[Figure data in JSON]
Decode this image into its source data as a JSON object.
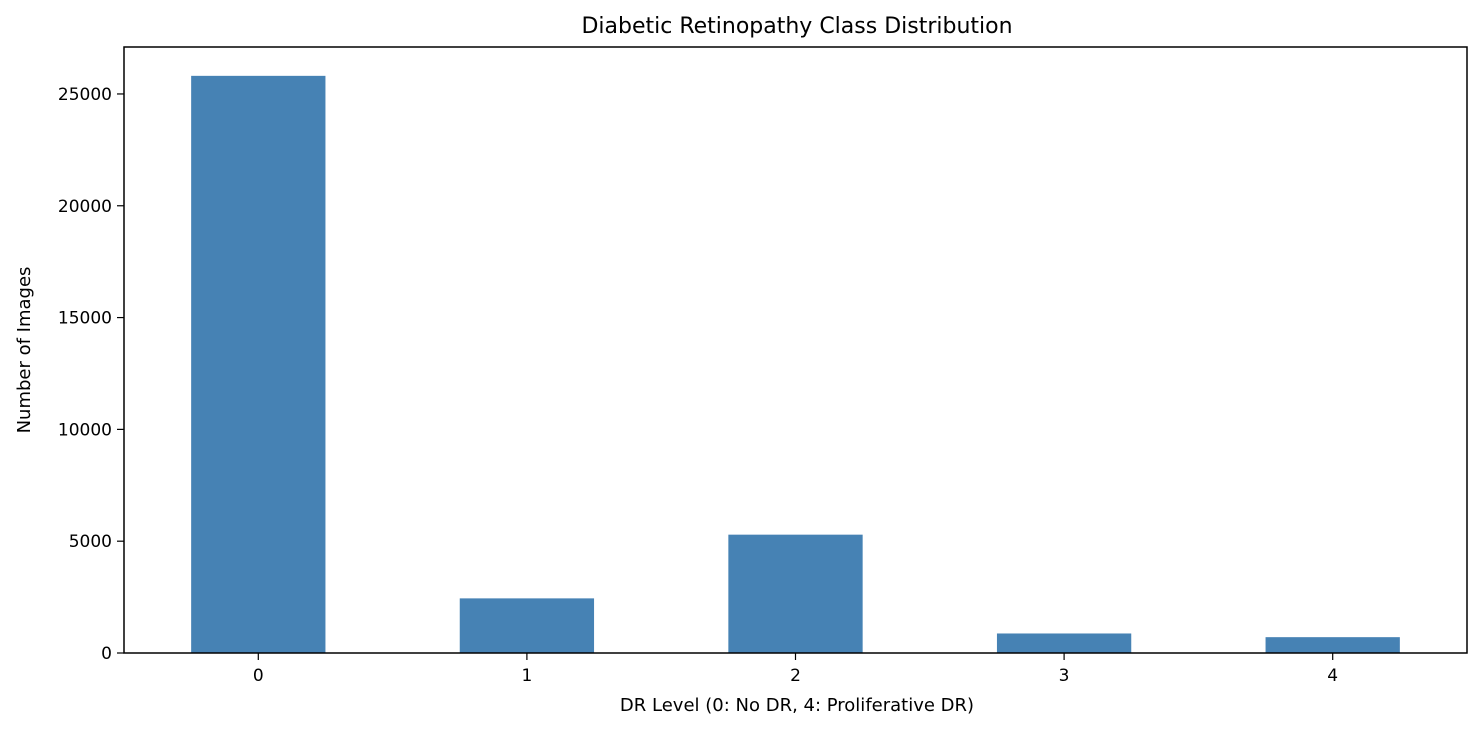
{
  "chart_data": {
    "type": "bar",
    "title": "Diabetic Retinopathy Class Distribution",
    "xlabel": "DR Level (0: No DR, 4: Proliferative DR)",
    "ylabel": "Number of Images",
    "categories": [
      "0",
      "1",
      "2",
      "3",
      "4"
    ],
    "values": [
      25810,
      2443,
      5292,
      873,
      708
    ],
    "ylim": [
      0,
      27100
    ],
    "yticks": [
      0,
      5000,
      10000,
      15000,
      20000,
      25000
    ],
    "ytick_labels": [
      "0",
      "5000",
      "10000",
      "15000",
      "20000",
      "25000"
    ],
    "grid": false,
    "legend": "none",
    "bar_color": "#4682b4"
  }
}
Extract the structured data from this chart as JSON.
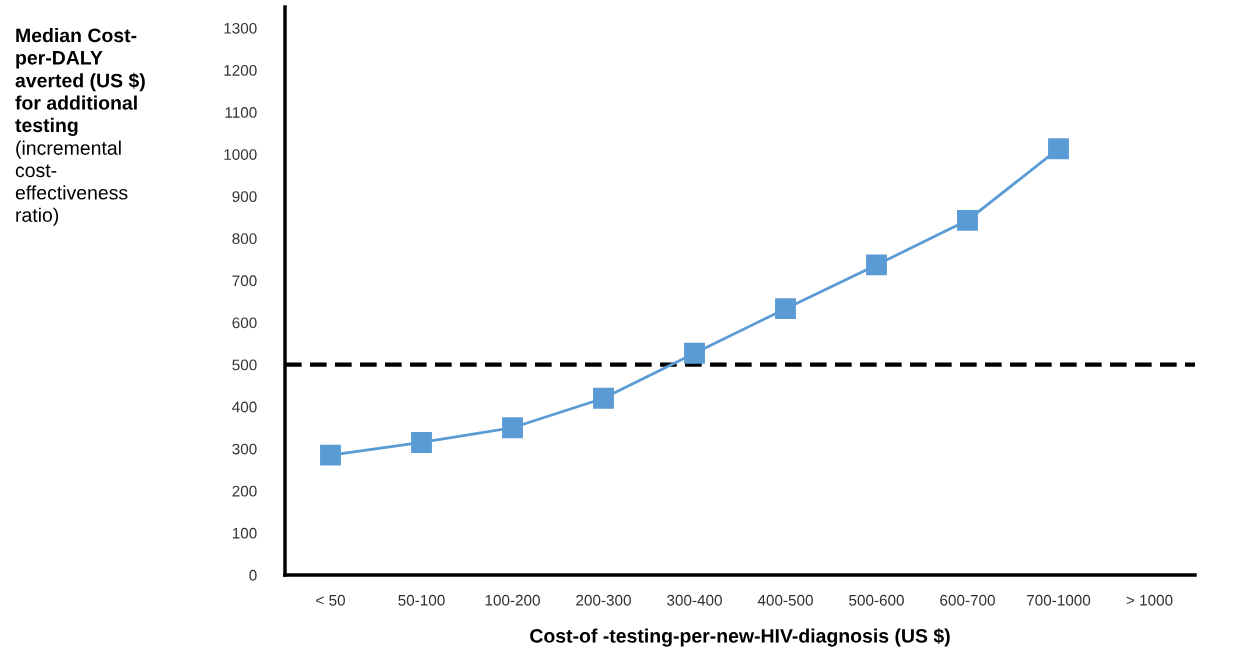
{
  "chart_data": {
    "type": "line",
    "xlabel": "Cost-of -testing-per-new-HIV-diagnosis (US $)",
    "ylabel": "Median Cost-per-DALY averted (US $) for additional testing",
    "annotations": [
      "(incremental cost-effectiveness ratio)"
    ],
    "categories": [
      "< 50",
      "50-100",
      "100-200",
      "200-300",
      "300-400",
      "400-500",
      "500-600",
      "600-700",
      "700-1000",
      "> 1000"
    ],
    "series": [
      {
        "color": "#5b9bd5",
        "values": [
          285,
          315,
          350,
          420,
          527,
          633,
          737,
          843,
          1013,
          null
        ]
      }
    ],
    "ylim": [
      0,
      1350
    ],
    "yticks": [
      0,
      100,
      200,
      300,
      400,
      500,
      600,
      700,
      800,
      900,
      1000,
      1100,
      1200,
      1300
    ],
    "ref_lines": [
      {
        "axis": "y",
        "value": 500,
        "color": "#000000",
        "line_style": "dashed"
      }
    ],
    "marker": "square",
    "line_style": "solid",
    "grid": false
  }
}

→ WRITTEN TASK: Each line of the data should be quoted exactly, with pictures left out.

→ RESULT OF THE EXERCISE:
Decode this image into its source data as a JSON object.
{
  "chart_data": {
    "type": "bar",
    "title": "Diabetic Retinopathy Class Distribution",
    "xlabel": "DR Level (0: No DR, 4: Proliferative DR)",
    "ylabel": "Number of Images",
    "categories": [
      "0",
      "1",
      "2",
      "3",
      "4"
    ],
    "values": [
      25810,
      2443,
      5292,
      873,
      708
    ],
    "ylim": [
      0,
      27100
    ],
    "yticks": [
      0,
      5000,
      10000,
      15000,
      20000,
      25000
    ],
    "ytick_labels": [
      "0",
      "5000",
      "10000",
      "15000",
      "20000",
      "25000"
    ],
    "grid": false,
    "legend": "none",
    "bar_color": "#4682b4"
  }
}
Extract the structured data from this chart as JSON.
{
  "chart_data": {
    "type": "line",
    "xlabel": "Cost-of -testing-per-new-HIV-diagnosis (US $)",
    "ylabel": "Median Cost-per-DALY averted (US $) for additional testing",
    "annotations": [
      "(incremental cost-effectiveness ratio)"
    ],
    "categories": [
      "< 50",
      "50-100",
      "100-200",
      "200-300",
      "300-400",
      "400-500",
      "500-600",
      "600-700",
      "700-1000",
      "> 1000"
    ],
    "series": [
      {
        "color": "#5b9bd5",
        "values": [
          285,
          315,
          350,
          420,
          527,
          633,
          737,
          843,
          1013,
          null
        ]
      }
    ],
    "ylim": [
      0,
      1350
    ],
    "yticks": [
      0,
      100,
      200,
      300,
      400,
      500,
      600,
      700,
      800,
      900,
      1000,
      1100,
      1200,
      1300
    ],
    "ref_lines": [
      {
        "axis": "y",
        "value": 500,
        "color": "#000000",
        "line_style": "dashed"
      }
    ],
    "marker": "square",
    "line_style": "solid",
    "grid": false
  }
}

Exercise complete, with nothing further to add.